- **Complete the following**:
1/ Translate this sentence from the passage on narrative worlds into Spanish: "This means that a story is a cognitive rather than a linguistic construct."
2/ Quote the passage on narrative worlds word for word, starting at "The new theoretical" and ending at "storytelling (Jenkins 2006).".

- **Extract to read**:
-.-.-
1 Texts, Worlds, Stories Narrative Worlds as Cognitive and Ontological Concept

Marie-Laure Ryan
DOI: 10.4324/9781315722313-1
Every period in literary theory (or should I say in the humanities) has its favorite concepts. In the fifties and sixties, under the influence of Saussure’s linguistics, we witnessed a so-called “language turn” that inspired structuralism, semiotics, New Criticism, and deconstruction and placed the notion of text or textuality at the center of attention. With its emphasis on the signifier, at the expense of the signified, this movement regarded the literary text as the gate to a meaning that was absolutely unique to it; it assumed (more or less tacitly) that if you changed a single word, the entire meaning was changed. When the term world was used, the textualist school meant some kind of infinite sum of meanings that could not be paraphrased (a favourite battle cry of New Criticism was indeed: “The heresy of paraphrase”) 1 . It follows from these positions that the text was the only mode of access to its world. Because textualism is reluctant to isolate a narrative level of meaning from the global textual world, it implicitly adhered to a strict formula: 1 text—1 world—1 story.
After the linguistic turn came the narrative turn of the eighties, and “narrative” or “story” became prominent. One of the effects of the narrative turn was a shift of focus from the signifier to the signified. While stories are transmitted by discourse, which means by text, they remain inscribed in our mind long after the signifiers have vanished from memory. This means that a story is a cognitive rather than a linguistic construct. The fact that stories can be summarized, adapted, and translated, and that they can be told by various media, emancipates them from language and makes them somewhat independent from the particular signs through which they are transmitted. The structuralist idea that Cinderella and a Chinese folk tale can be versions of the same story, which was heretic for textualism (Smith 1981), becomes very acceptable for a narratologist. Instead of 1 text, 1 world, 1 story, one could now have the possibility of many texts—1 world—1 story.
As narratology has expanded from literature to other disciplines and media, we have seen the emergence of yet another theoretical concept, the concept of “world.” In earlier days, “world” was a totality of meanings associated with authors or with genres. Critics would speak of “the world of Proust” or “the world of Kafka” or even “the world of epic poetry,” meaning by this a distinctive set of values, themes, or objects of thought. In its new narratological use, “world” is no longer the world of an author or of a genre, but rather the world of a story—literally a “storyworld.” It combines a spatial dimension, the setting, and a temporal dimension, the narrative events.
The new theoretical prominence of the concept of world further weakens the formula 1 text—1 world—1 story. Contemporary culture, whether popular or highbrow, practices an aesthetics of proliferation that implements the full range of possible relations among text, world, and story. This proliferation can take several forms. In this chapter, I will concentrate on the first two.
  • Narrative proliferation: a world with many stories.
  • Ontological proliferation: a story (or a text) with many worlds.
  • Textual and medial proliferation: many different texts targeting the same world, especially texts of different media. This is the phenomenon currently known as transmedia storytelling (Jenkins 2006).
-.-.-
- **Collected data**:
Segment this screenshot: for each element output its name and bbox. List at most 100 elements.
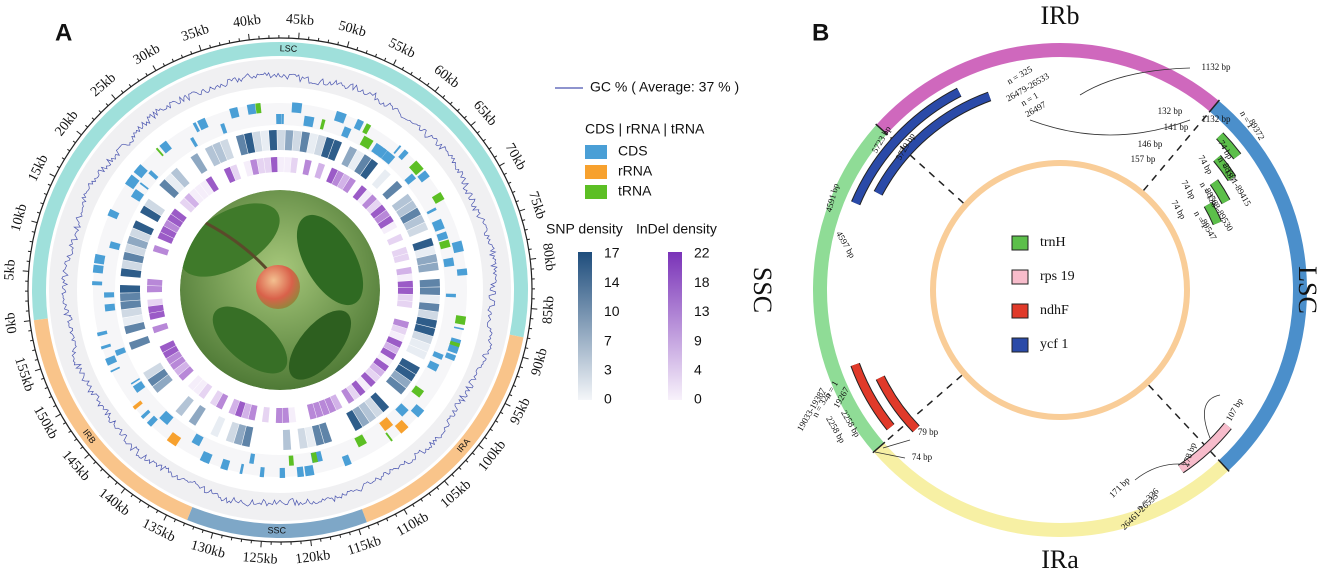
-.-.-
- **Exercise results**:
1/ Esto significa que una historia es un constructo cognitivo más que lingüístico.

2/
The new theoretical prominence of the concept of world further weakens the formula 1 text—1 world—1 story. Contemporary culture, whether popular or highbrow, practices an aesthetics of proliferation that implements the full range of possible relations among text, world, and story. This proliferation can take several forms. In this chapter, I will concentrate on the first two.
  • Narrative proliferation: a world with many stories.
  • Ontological proliferation: a story (or a text) with many worlds.
  • Textual and medial proliferation: many different texts targeting the same world, especially texts of different media. This is the phenomenon currently known as transmedia storytelling (Jenkins 2006).